**AVAILABLE RECORDS**.
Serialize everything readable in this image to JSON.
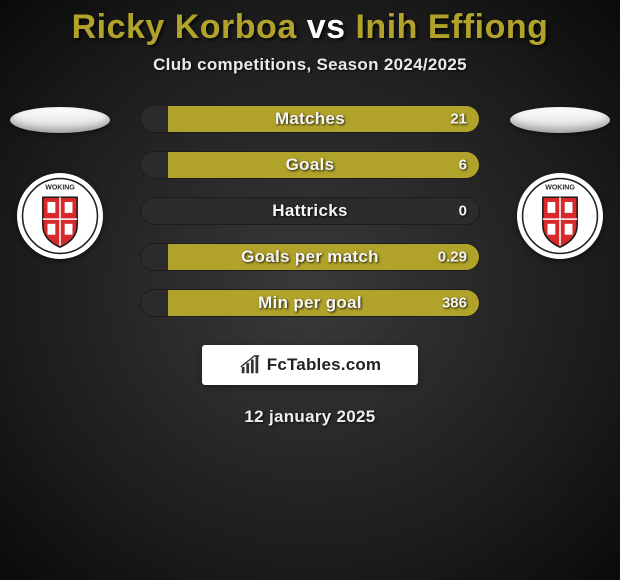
{
  "title": {
    "player1": "Ricky Korboa",
    "vs": "vs",
    "player2": "Inih Effiong",
    "color_p1": "#b0a22a",
    "color_vs": "#ffffff",
    "color_p2": "#b0a22a"
  },
  "subtitle": "Club competitions, Season 2024/2025",
  "date": "12 january 2025",
  "colors": {
    "bar_track": "#2b2b2b",
    "fill_left": "#b0a22a",
    "fill_right": "#b0a22a",
    "ellipse_left": "#e8e8e8",
    "ellipse_right": "#e8e8e8"
  },
  "bars": [
    {
      "label": "Matches",
      "left": "",
      "right": "21",
      "left_pct": 0,
      "right_pct": 92
    },
    {
      "label": "Goals",
      "left": "",
      "right": "6",
      "left_pct": 0,
      "right_pct": 92
    },
    {
      "label": "Hattricks",
      "left": "",
      "right": "0",
      "left_pct": 0,
      "right_pct": 0
    },
    {
      "label": "Goals per match",
      "left": "",
      "right": "0.29",
      "left_pct": 0,
      "right_pct": 92
    },
    {
      "label": "Min per goal",
      "left": "",
      "right": "386",
      "left_pct": 0,
      "right_pct": 92
    }
  ],
  "brand": "FcTables.com",
  "crest": {
    "outer_text_top": "WOKING",
    "shield_fill": "#d82a2a",
    "shield_stroke": "#1a1a1a"
  }
}
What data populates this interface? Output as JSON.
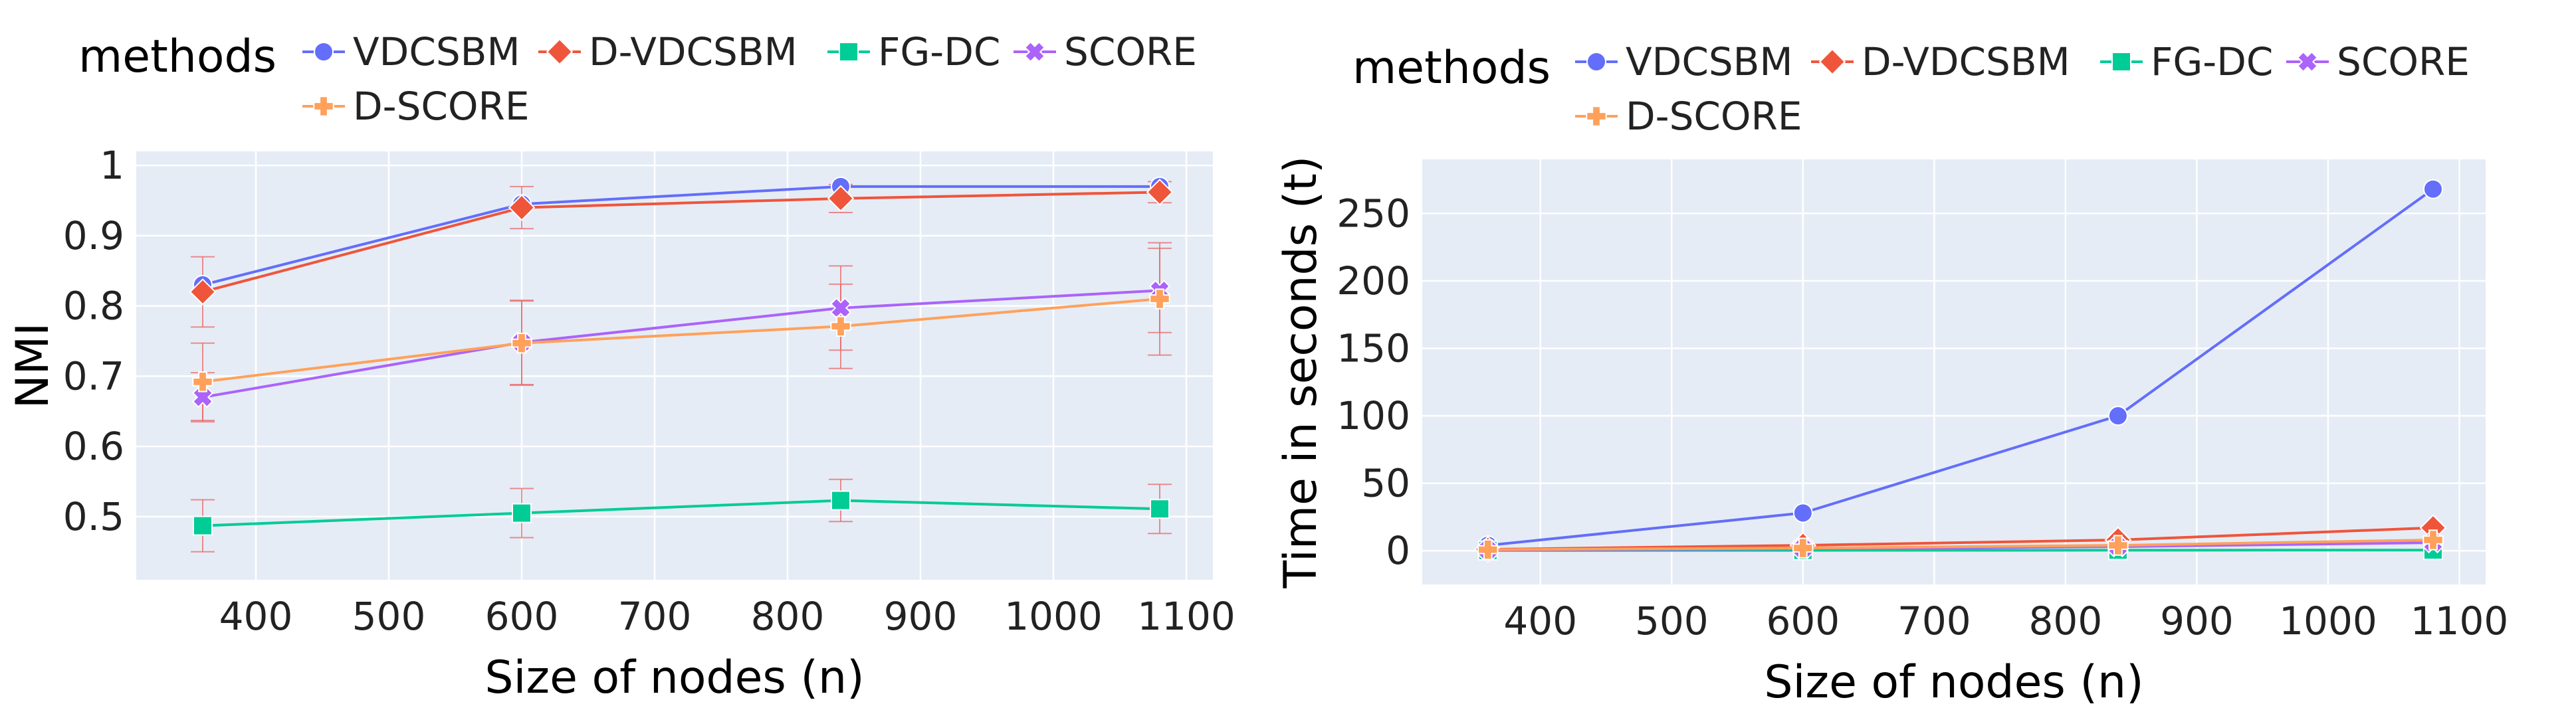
{
  "legend": {
    "title": "methods",
    "colors": {
      "VDCSBM": "#636efa",
      "D-VDCSBM": "#ef553b",
      "FG-DC": "#00cc96",
      "SCORE": "#ab63fa",
      "D-SCORE": "#ffa15a"
    },
    "markers": {
      "VDCSBM": "circle",
      "D-VDCSBM": "diamond",
      "FG-DC": "square",
      "SCORE": "x",
      "D-SCORE": "cross"
    }
  },
  "chart_data": [
    {
      "type": "line",
      "panel": "left",
      "title": "",
      "xlabel": "Size of nodes (n)",
      "ylabel": "NMI",
      "xlim": [
        310,
        1120
      ],
      "ylim": [
        0.41,
        1.02
      ],
      "xticks": [
        400,
        500,
        600,
        700,
        800,
        900,
        1000,
        1100
      ],
      "yticks": [
        0.5,
        0.6,
        0.7,
        0.8,
        0.9,
        1
      ],
      "ytick_labels": [
        "0.5",
        "0.6",
        "0.7",
        "0.8",
        "0.9",
        "1"
      ],
      "x": [
        360,
        600,
        840,
        1080
      ],
      "series": [
        {
          "name": "VDCSBM",
          "values": [
            0.83,
            0.945,
            0.97,
            0.97
          ],
          "errors": [
            0.0,
            0.0,
            0.0,
            0.0
          ]
        },
        {
          "name": "D-VDCSBM",
          "values": [
            0.82,
            0.94,
            0.953,
            0.962
          ],
          "errors": [
            0.05,
            0.03,
            0.02,
            0.015
          ]
        },
        {
          "name": "FG-DC",
          "values": [
            0.487,
            0.505,
            0.523,
            0.511
          ],
          "errors": [
            0.037,
            0.035,
            0.03,
            0.035
          ]
        },
        {
          "name": "SCORE",
          "values": [
            0.67,
            0.748,
            0.797,
            0.822
          ],
          "errors": [
            0.035,
            0.06,
            0.06,
            0.06
          ]
        },
        {
          "name": "D-SCORE",
          "values": [
            0.692,
            0.747,
            0.771,
            0.81
          ],
          "errors": [
            0.055,
            0.06,
            0.06,
            0.08
          ]
        }
      ]
    },
    {
      "type": "line",
      "panel": "right",
      "title": "",
      "xlabel": "Size of nodes (n)",
      "ylabel": "Time in seconds (t)",
      "xlim": [
        310,
        1120
      ],
      "ylim": [
        -25,
        290
      ],
      "xticks": [
        400,
        500,
        600,
        700,
        800,
        900,
        1000,
        1100
      ],
      "yticks": [
        0,
        50,
        100,
        150,
        200,
        250
      ],
      "ytick_labels": [
        "0",
        "50",
        "100",
        "150",
        "200",
        "250"
      ],
      "x": [
        360,
        600,
        840,
        1080
      ],
      "series": [
        {
          "name": "VDCSBM",
          "values": [
            4,
            28,
            100,
            268
          ]
        },
        {
          "name": "D-VDCSBM",
          "values": [
            1,
            4,
            8,
            17
          ]
        },
        {
          "name": "FG-DC",
          "values": [
            0.2,
            0.3,
            0.4,
            0.5
          ]
        },
        {
          "name": "SCORE",
          "values": [
            0.5,
            1.5,
            3,
            6
          ]
        },
        {
          "name": "D-SCORE",
          "values": [
            0.8,
            2,
            4,
            8
          ]
        }
      ]
    }
  ]
}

**JOB**. Extract every line containing the string "JSON" from the material.

**ANSWER**.
Serialize everything readable in this image to JSON.
What data populates this interface? Output as JSON.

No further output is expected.